##### Material for this task

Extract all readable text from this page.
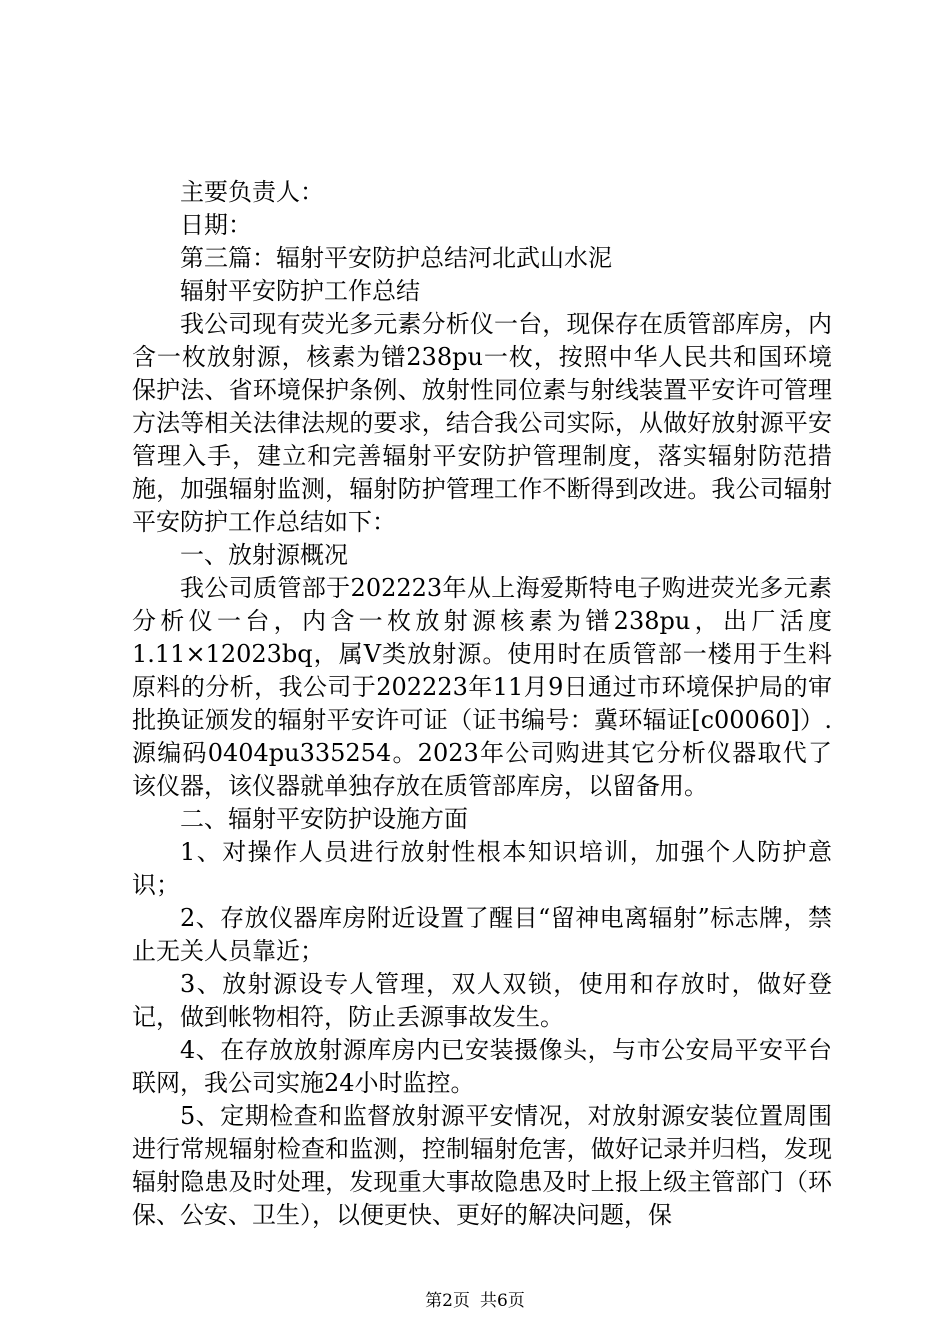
主要负责人：

日期：

第三篇：辐射平安防护总结河北武山水泥

辐射平安防护工作总结

我公司现有荧光多元素分析仪一台，现保存在质管部库房，内含一枚放射源，核素为镨238pu一枚，按照中华人民共和国环境保护法、省环境保护条例、放射性同位素与射线装置平安许可管理方法等相关法律法规的要求，结合我公司实际，从做好放射源平安管理入手，建立和完善辐射平安防护管理制度，落实辐射防范措施，加强辐射监测，辐射防护管理工作不断得到改进。我公司辐射平安防护工作总结如下：

一、放射源概况

我公司质管部于202223年从上海爱斯特电子购进荧光多元素分析仪一台，内含一枚放射源核素为镨238pu，出厂活度1.11×12023bq，属Ⅴ类放射源。使用时在质管部一楼用于生料原料的分析，我公司于202223年11月9日通过市环境保护局的审批换证颁发的辐射平安许可证（证书编号：冀环辐证[c00060]）.源编码0404pu335254。2023年公司购进其它分析仪器取代了该仪器，该仪器就单独存放在质管部库房，以留备用。

二、辐射平安防护设施方面

1、对操作人员进行放射性根本知识培训，加强个人防护意识；

2、存放仪器库房附近设置了醒目“留神电离辐射”标志牌，禁止无关人员靠近；

3、放射源设专人管理，双人双锁，使用和存放时，做好登记，做到帐物相符，防止丢源事故发生。

4、在存放放射源库房内已安装摄像头，与市公安局平安平台联网，我公司实施24小时监控。

5、定期检查和监督放射源平安情况，对放射源安装位置周围进行常规辐射检查和监测，控制辐射危害，做好记录并归档，发现辐射隐患及时处理，发现重大事故隐患及时上报上级主管部门（环保、公安、卫生），以便更快、更好的解决问题，保

第2页 共6页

##########

Set down the material exactly, every line of it, except for the pictures.

Extract all readable text from this page.
主要负责人：

日期：

第三篇：辐射平安防护总结河北武山水泥

辐射平安防护工作总结

我公司现有荧光多元素分析仪一台，现保存在质管部库房，内含一枚放射源，核素为镨238pu一枚，按照中华人民共和国环境保护法、省环境保护条例、放射性同位素与射线装置平安许可管理方法等相关法律法规的要求，结合我公司实际，从做好放射源平安管理入手，建立和完善辐射平安防护管理制度，落实辐射防范措施，加强辐射监测，辐射防护管理工作不断得到改进。我公司辐射平安防护工作总结如下：

一、放射源概况

我公司质管部于202223年从上海爱斯特电子购进荧光多元素分析仪一台，内含一枚放射源核素为镨238pu，出厂活度1.11×12023bq，属Ⅴ类放射源。使用时在质管部一楼用于生料原料的分析，我公司于202223年11月9日通过市环境保护局的审批换证颁发的辐射平安许可证（证书编号：冀环辐证[c00060]）.源编码0404pu335254。2023年公司购进其它分析仪器取代了该仪器，该仪器就单独存放在质管部库房，以留备用。

二、辐射平安防护设施方面

1、对操作人员进行放射性根本知识培训，加强个人防护意识；

2、存放仪器库房附近设置了醒目“留神电离辐射”标志牌，禁止无关人员靠近；

3、放射源设专人管理，双人双锁，使用和存放时，做好登记，做到帐物相符，防止丢源事故发生。

4、在存放放射源库房内已安装摄像头，与市公安局平安平台联网，我公司实施24小时监控。

5、定期检查和监督放射源平安情况，对放射源安装位置周围进行常规辐射检查和监测，控制辐射危害，做好记录并归档，发现辐射隐患及时处理，发现重大事故隐患及时上报上级主管部门（环保、公安、卫生），以便更快、更好的解决问题，保

第2页 共6页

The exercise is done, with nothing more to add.